# Stated exercise:
Below is a set of records; print all of them exactly as written.

======== Records to use

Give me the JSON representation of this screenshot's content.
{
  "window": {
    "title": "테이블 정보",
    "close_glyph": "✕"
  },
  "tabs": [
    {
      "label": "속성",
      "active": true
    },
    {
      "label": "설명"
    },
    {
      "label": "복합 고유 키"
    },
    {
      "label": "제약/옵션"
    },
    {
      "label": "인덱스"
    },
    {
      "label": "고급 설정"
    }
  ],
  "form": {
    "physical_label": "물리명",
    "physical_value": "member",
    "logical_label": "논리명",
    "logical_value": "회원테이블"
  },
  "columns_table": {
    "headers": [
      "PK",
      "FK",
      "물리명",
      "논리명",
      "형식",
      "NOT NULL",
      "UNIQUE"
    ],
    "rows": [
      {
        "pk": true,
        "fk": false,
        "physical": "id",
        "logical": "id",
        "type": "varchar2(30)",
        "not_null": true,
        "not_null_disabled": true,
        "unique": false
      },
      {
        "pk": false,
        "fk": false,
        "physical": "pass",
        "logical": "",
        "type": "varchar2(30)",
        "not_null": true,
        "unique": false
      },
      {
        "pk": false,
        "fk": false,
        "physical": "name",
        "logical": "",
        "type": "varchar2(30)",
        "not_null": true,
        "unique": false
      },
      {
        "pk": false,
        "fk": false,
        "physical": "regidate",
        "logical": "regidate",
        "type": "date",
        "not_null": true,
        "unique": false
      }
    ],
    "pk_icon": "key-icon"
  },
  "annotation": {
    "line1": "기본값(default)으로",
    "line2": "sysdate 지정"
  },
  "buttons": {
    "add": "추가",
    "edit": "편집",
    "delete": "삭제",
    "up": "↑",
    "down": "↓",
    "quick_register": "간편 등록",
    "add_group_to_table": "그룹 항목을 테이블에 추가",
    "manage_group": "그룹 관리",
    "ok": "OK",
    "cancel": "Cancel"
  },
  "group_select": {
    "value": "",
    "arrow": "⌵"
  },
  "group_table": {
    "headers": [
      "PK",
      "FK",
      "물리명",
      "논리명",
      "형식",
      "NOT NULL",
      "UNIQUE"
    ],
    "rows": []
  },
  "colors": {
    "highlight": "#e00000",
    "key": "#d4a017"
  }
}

================

# Solution to this task:
Give me the JSON representation of this screenshot's content.
{
  "window": {
    "title": "테이블 정보",
    "close_glyph": "✕"
  },
  "tabs": [
    {
      "label": "속성",
      "active": true
    },
    {
      "label": "설명"
    },
    {
      "label": "복합 고유 키"
    },
    {
      "label": "제약/옵션"
    },
    {
      "label": "인덱스"
    },
    {
      "label": "고급 설정"
    }
  ],
  "form": {
    "physical_label": "물리명",
    "physical_value": "member",
    "logical_label": "논리명",
    "logical_value": "회원테이블"
  },
  "columns_table": {
    "headers": [
      "PK",
      "FK",
      "물리명",
      "논리명",
      "형식",
      "NOT NULL",
      "UNIQUE"
    ],
    "rows": [
      {
        "pk": true,
        "fk": false,
        "physical": "id",
        "logical": "id",
        "type": "varchar2(30)",
        "not_null": true,
        "not_null_disabled": true,
        "unique": false
      },
      {
        "pk": false,
        "fk": false,
        "physical": "pass",
        "logical": "",
        "type": "varchar2(30)",
        "not_null": true,
        "unique": false
      },
      {
        "pk": false,
        "fk": false,
        "physical": "name",
        "logical": "",
        "type": "varchar2(30)",
        "not_null": true,
        "unique": false
      },
      {
        "pk": false,
        "fk": false,
        "physical": "regidate",
        "logical": "regidate",
        "type": "date",
        "not_null": true,
        "unique": false
      }
    ],
    "pk_icon": "key-icon"
  },
  "annotation": {
    "line1": "기본값(default)으로",
    "line2": "sysdate 지정"
  },
  "buttons": {
    "add": "추가",
    "edit": "편집",
    "delete": "삭제",
    "up": "↑",
    "down": "↓",
    "quick_register": "간편 등록",
    "add_group_to_table": "그룹 항목을 테이블에 추가",
    "manage_group": "그룹 관리",
    "ok": "OK",
    "cancel": "Cancel"
  },
  "group_select": {
    "value": "",
    "arrow": "⌵"
  },
  "group_table": {
    "headers": [
      "PK",
      "FK",
      "물리명",
      "논리명",
      "형식",
      "NOT NULL",
      "UNIQUE"
    ],
    "rows": []
  },
  "colors": {
    "highlight": "#e00000",
    "key": "#d4a017"
  }
}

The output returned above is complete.